Part of a data file
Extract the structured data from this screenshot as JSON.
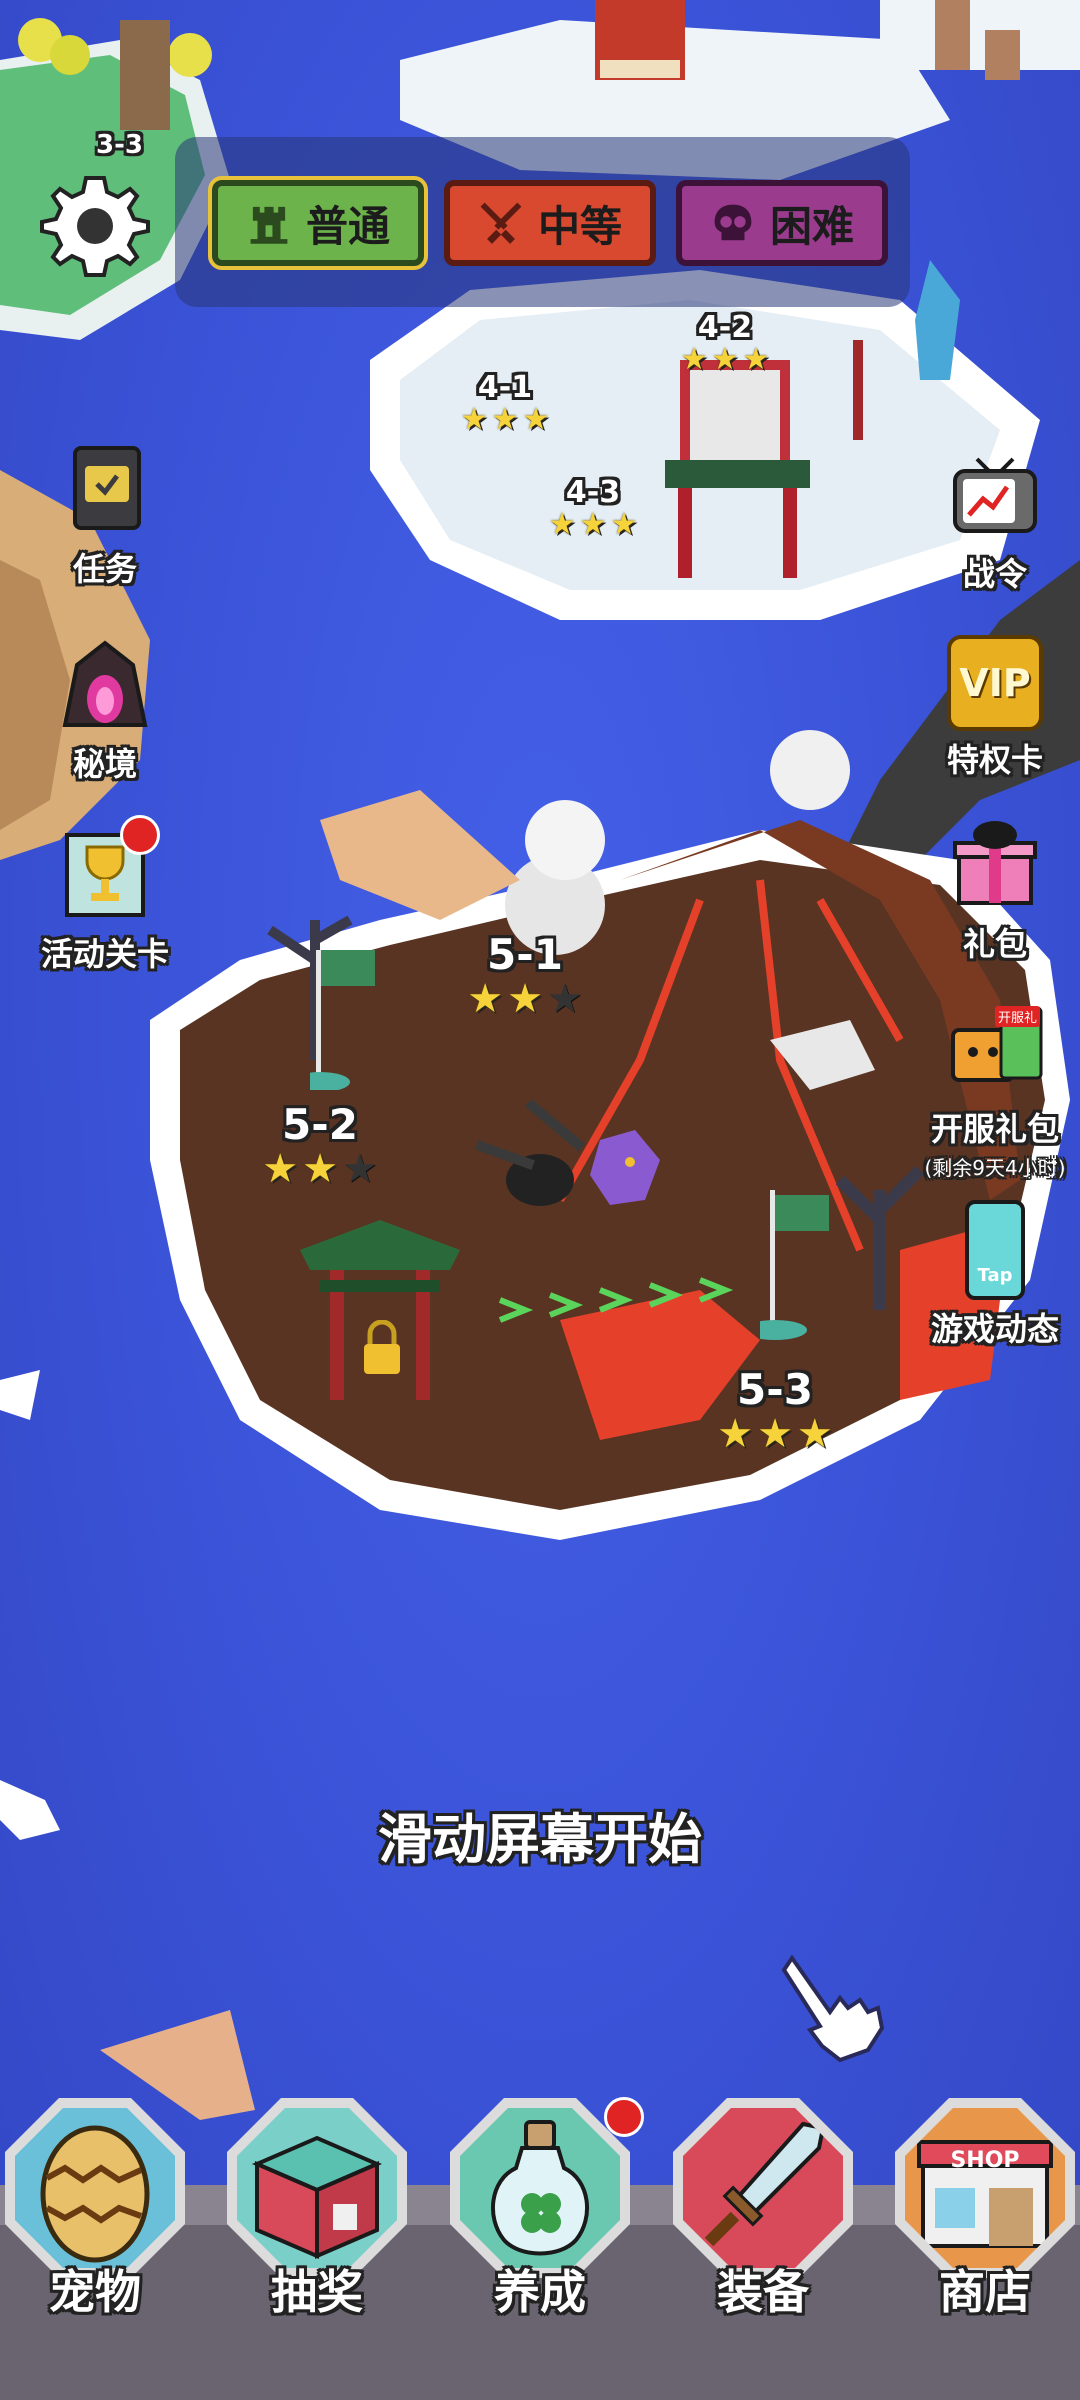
{
  "difficulty": {
    "normal": "普通",
    "medium": "中等",
    "hard": "困难"
  },
  "left_menu": {
    "quests": "任务",
    "secret_realm": "秘境",
    "event_stage": "活动关卡"
  },
  "right_menu": {
    "battle_pass": "战令",
    "vip_badge": "VIP",
    "privilege_card": "特权卡",
    "gift_pack": "礼包",
    "launch_gift": "开服礼包",
    "launch_gift_timer": "(剩余9天4小时)",
    "launch_gift_tag": "开服礼",
    "tap_icon_text": "Tap",
    "game_news": "游戏动态"
  },
  "levels": [
    {
      "id": "3-3",
      "stars": 0
    },
    {
      "id": "4-1",
      "stars": 3
    },
    {
      "id": "4-2",
      "stars": 3
    },
    {
      "id": "4-3",
      "stars": 3
    },
    {
      "id": "5-1",
      "stars": 2
    },
    {
      "id": "5-2",
      "stars": 2
    },
    {
      "id": "5-3",
      "stars": 3
    }
  ],
  "hint": "滑动屏幕开始",
  "bottom_nav": {
    "pets": "宠物",
    "lottery": "抽奖",
    "cultivate": "养成",
    "equipment": "装备",
    "shop": "商店",
    "shop_sign": "SHOP"
  },
  "colors": {
    "ocean": "#3a52d6",
    "normal": "#6bb34a",
    "medium": "#d8492f",
    "hard": "#9b3b8e",
    "lava_island": "#5a3422",
    "snow_island": "#eef4f8",
    "star_on": "#f7d33b"
  },
  "icons": [
    "gear-icon",
    "castle-icon",
    "swords-icon",
    "skull-icon",
    "book-icon",
    "cave-icon",
    "trophy-icon",
    "tv-chart-icon",
    "vip-icon",
    "gift-icon",
    "tap-icon",
    "egg-icon",
    "chest-icon",
    "potion-icon",
    "sword-icon",
    "shop-icon",
    "pointer-hand-icon",
    "flag-icon",
    "lock-icon"
  ]
}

:: Required work ::
Retype the data above exactly; pictures are not part of the copy.

:: Answer in full ::
Extract the structured data from this screenshot as JSON.
{
  "difficulty": {
    "normal": "普通",
    "medium": "中等",
    "hard": "困难"
  },
  "left_menu": {
    "quests": "任务",
    "secret_realm": "秘境",
    "event_stage": "活动关卡"
  },
  "right_menu": {
    "battle_pass": "战令",
    "vip_badge": "VIP",
    "privilege_card": "特权卡",
    "gift_pack": "礼包",
    "launch_gift": "开服礼包",
    "launch_gift_timer": "(剩余9天4小时)",
    "launch_gift_tag": "开服礼",
    "tap_icon_text": "Tap",
    "game_news": "游戏动态"
  },
  "levels": [
    {
      "id": "3-3",
      "stars": 0
    },
    {
      "id": "4-1",
      "stars": 3
    },
    {
      "id": "4-2",
      "stars": 3
    },
    {
      "id": "4-3",
      "stars": 3
    },
    {
      "id": "5-1",
      "stars": 2
    },
    {
      "id": "5-2",
      "stars": 2
    },
    {
      "id": "5-3",
      "stars": 3
    }
  ],
  "hint": "滑动屏幕开始",
  "bottom_nav": {
    "pets": "宠物",
    "lottery": "抽奖",
    "cultivate": "养成",
    "equipment": "装备",
    "shop": "商店",
    "shop_sign": "SHOP"
  },
  "colors": {
    "ocean": "#3a52d6",
    "normal": "#6bb34a",
    "medium": "#d8492f",
    "hard": "#9b3b8e",
    "lava_island": "#5a3422",
    "snow_island": "#eef4f8",
    "star_on": "#f7d33b"
  },
  "icons": [
    "gear-icon",
    "castle-icon",
    "swords-icon",
    "skull-icon",
    "book-icon",
    "cave-icon",
    "trophy-icon",
    "tv-chart-icon",
    "vip-icon",
    "gift-icon",
    "tap-icon",
    "egg-icon",
    "chest-icon",
    "potion-icon",
    "sword-icon",
    "shop-icon",
    "pointer-hand-icon",
    "flag-icon",
    "lock-icon"
  ]
}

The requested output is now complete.